TASK —
Convert every line below into a JSON list of strings, with one string for each line and any blank lines omitted.

# start of RECORDS SUPPLIED

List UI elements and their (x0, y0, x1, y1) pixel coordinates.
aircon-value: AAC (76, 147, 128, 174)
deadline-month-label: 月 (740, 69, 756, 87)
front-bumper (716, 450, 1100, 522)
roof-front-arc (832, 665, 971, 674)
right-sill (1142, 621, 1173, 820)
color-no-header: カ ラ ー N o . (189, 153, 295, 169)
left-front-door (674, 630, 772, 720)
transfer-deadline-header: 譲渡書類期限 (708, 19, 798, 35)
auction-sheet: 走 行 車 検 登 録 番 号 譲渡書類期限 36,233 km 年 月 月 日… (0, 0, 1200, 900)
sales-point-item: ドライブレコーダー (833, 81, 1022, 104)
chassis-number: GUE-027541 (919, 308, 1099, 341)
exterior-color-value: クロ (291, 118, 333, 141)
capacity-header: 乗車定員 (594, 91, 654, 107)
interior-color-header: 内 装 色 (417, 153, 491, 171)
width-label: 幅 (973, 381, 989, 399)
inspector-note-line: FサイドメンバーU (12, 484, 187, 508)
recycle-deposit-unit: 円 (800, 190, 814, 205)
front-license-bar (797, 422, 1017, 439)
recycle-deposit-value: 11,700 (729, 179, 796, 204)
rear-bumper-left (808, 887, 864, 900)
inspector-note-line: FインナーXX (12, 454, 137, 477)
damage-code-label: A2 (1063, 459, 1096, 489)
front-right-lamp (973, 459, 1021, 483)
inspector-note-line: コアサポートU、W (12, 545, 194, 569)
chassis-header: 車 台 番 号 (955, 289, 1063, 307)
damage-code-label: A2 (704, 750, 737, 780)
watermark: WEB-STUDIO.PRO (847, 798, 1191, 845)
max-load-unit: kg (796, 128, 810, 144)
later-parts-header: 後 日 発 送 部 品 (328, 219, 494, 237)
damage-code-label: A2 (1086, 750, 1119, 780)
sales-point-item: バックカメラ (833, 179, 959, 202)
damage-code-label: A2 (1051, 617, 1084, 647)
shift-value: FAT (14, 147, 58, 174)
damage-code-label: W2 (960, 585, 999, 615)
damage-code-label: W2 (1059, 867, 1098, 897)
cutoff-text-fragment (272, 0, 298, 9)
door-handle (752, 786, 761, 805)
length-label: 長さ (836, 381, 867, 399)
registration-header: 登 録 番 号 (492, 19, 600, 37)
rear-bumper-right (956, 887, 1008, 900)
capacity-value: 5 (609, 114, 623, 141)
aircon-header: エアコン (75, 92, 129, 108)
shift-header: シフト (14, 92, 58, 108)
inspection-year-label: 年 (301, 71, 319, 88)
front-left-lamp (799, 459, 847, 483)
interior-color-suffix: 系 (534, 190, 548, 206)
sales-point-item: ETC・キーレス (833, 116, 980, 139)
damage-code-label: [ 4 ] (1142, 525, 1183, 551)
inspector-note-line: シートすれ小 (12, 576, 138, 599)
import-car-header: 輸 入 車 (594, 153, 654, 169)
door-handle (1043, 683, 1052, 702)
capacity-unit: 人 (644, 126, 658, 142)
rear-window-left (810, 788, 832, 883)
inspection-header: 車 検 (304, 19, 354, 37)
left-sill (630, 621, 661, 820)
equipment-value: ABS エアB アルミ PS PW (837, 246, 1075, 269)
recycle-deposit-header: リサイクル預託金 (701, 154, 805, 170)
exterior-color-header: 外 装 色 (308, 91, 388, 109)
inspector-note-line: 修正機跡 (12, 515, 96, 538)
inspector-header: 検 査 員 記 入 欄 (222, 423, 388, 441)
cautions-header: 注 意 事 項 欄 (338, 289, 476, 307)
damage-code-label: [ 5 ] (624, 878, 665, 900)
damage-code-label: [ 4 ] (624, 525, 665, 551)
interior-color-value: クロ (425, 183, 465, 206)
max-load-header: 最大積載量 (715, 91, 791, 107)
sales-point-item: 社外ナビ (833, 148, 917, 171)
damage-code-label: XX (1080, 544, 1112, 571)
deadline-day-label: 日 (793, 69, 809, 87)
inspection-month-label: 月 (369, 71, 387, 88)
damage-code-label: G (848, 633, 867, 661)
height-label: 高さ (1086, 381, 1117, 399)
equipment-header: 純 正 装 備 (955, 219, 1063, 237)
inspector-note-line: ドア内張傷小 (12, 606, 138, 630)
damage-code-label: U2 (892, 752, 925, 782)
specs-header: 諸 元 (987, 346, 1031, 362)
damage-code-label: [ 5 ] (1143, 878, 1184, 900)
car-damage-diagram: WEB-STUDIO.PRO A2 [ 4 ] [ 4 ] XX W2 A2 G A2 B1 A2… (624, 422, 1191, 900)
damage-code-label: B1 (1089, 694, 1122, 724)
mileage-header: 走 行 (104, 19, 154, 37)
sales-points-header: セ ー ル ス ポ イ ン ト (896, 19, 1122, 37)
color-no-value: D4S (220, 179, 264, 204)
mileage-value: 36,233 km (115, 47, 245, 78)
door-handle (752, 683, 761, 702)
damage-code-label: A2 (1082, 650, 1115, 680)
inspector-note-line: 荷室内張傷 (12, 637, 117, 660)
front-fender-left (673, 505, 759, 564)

# end of RECORDS SUPPLIED

RESULT —
[
  "List UI elements and their (x0, y0, x1, y1) pixel coordinates.",
  "aircon-value: AAC (76, 147, 128, 174)",
  "deadline-month-label: 月 (740, 69, 756, 87)",
  "front-bumper (716, 450, 1100, 522)",
  "roof-front-arc (832, 665, 971, 674)",
  "right-sill (1142, 621, 1173, 820)",
  "color-no-header: カ ラ ー N o . (189, 153, 295, 169)",
  "left-front-door (674, 630, 772, 720)",
  "transfer-deadline-header: 譲渡書類期限 (708, 19, 798, 35)",
  "auction-sheet: 走 行 車 検 登 録 番 号 譲渡書類期限 36,233 km 年 月 月 日… (0, 0, 1200, 900)",
  "sales-point-item: ドライブレコーダー (833, 81, 1022, 104)",
  "chassis-number: GUE-027541 (919, 308, 1099, 341)",
  "exterior-color-value: クロ (291, 118, 333, 141)",
  "capacity-header: 乗車定員 (594, 91, 654, 107)",
  "interior-color-header: 内 装 色 (417, 153, 491, 171)",
  "width-label: 幅 (973, 381, 989, 399)",
  "inspector-note-line: FサイドメンバーU (12, 484, 187, 508)",
  "recycle-deposit-unit: 円 (800, 190, 814, 205)",
  "front-license-bar (797, 422, 1017, 439)",
  "recycle-deposit-value: 11,700 (729, 179, 796, 204)",
  "rear-bumper-left (808, 887, 864, 900)",
  "inspector-note-line: FインナーXX (12, 454, 137, 477)",
  "damage-code-label: A2 (1063, 459, 1096, 489)",
  "front-right-lamp (973, 459, 1021, 483)",
  "inspector-note-line: コアサポートU、W (12, 545, 194, 569)",
  "chassis-header: 車 台 番 号 (955, 289, 1063, 307)",
  "damage-code-label: A2 (704, 750, 737, 780)",
  "watermark: WEB-STUDIO.PRO (847, 798, 1191, 845)",
  "max-load-unit: kg (796, 128, 810, 144)",
  "later-parts-header: 後 日 発 送 部 品 (328, 219, 494, 237)",
  "damage-code-label: A2 (1086, 750, 1119, 780)",
  "sales-point-item: バックカメラ (833, 179, 959, 202)",
  "damage-code-label: A2 (1051, 617, 1084, 647)",
  "shift-value: FAT (14, 147, 58, 174)",
  "damage-code-label: W2 (960, 585, 999, 615)",
  "damage-code-label: W2 (1059, 867, 1098, 897)",
  "cutoff-text-fragment (272, 0, 298, 9)",
  "door-handle (752, 786, 761, 805)",
  "length-label: 長さ (836, 381, 867, 399)",
  "registration-header: 登 録 番 号 (492, 19, 600, 37)",
  "rear-bumper-right (956, 887, 1008, 900)",
  "capacity-value: 5 (609, 114, 623, 141)",
  "aircon-header: エアコン (75, 92, 129, 108)",
  "shift-header: シフト (14, 92, 58, 108)",
  "inspection-year-label: 年 (301, 71, 319, 88)",
  "front-left-lamp (799, 459, 847, 483)",
  "interior-color-suffix: 系 (534, 190, 548, 206)",
  "sales-point-item: ETC・キーレス (833, 116, 980, 139)",
  "damage-code-label: [ 4 ] (1142, 525, 1183, 551)",
  "inspector-note-line: シートすれ小 (12, 576, 138, 599)",
  "import-car-header: 輸 入 車 (594, 153, 654, 169)",
  "door-handle (1043, 683, 1052, 702)",
  "capacity-unit: 人 (644, 126, 658, 142)",
  "rear-window-left (810, 788, 832, 883)",
  "inspection-header: 車 検 (304, 19, 354, 37)",
  "left-sill (630, 621, 661, 820)",
  "equipment-value: ABS エアB アルミ PS PW (837, 246, 1075, 269)",
  "recycle-deposit-header: リサイクル預託金 (701, 154, 805, 170)",
  "exterior-color-header: 外 装 色 (308, 91, 388, 109)",
  "inspector-note-line: 修正機跡 (12, 515, 96, 538)",
  "inspector-header: 検 査 員 記 入 欄 (222, 423, 388, 441)",
  "cautions-header: 注 意 事 項 欄 (338, 289, 476, 307)",
  "damage-code-label: [ 5 ] (624, 878, 665, 900)",
  "damage-code-label: [ 4 ] (624, 525, 665, 551)",
  "interior-color-value: クロ (425, 183, 465, 206)",
  "max-load-header: 最大積載量 (715, 91, 791, 107)",
  "sales-point-item: 社外ナビ (833, 148, 917, 171)",
  "damage-code-label: XX (1080, 544, 1112, 571)",
  "deadline-day-label: 日 (793, 69, 809, 87)",
  "inspection-month-label: 月 (369, 71, 387, 88)",
  "damage-code-label: G (848, 633, 867, 661)",
  "height-label: 高さ (1086, 381, 1117, 399)",
  "equipment-header: 純 正 装 備 (955, 219, 1063, 237)",
  "inspector-note-line: ドア内張傷小 (12, 606, 138, 630)",
  "damage-code-label: U2 (892, 752, 925, 782)",
  "specs-header: 諸 元 (987, 346, 1031, 362)",
  "damage-code-label: [ 5 ] (1143, 878, 1184, 900)",
  "car-damage-diagram: WEB-STUDIO.PRO A2 [ 4 ] [ 4 ] XX W2 A2 G A2 B1 A2… (624, 422, 1191, 900)",
  "damage-code-label: B1 (1089, 694, 1122, 724)",
  "mileage-header: 走 行 (104, 19, 154, 37)",
  "sales-points-header: セ ー ル ス ポ イ ン ト (896, 19, 1122, 37)",
  "color-no-value: D4S (220, 179, 264, 204)",
  "mileage-value: 36,233 km (115, 47, 245, 78)",
  "door-handle (752, 683, 761, 702)",
  "damage-code-label: A2 (1082, 650, 1115, 680)",
  "inspector-note-line: 荷室内張傷 (12, 637, 117, 660)",
  "front-fender-left (673, 505, 759, 564)"
]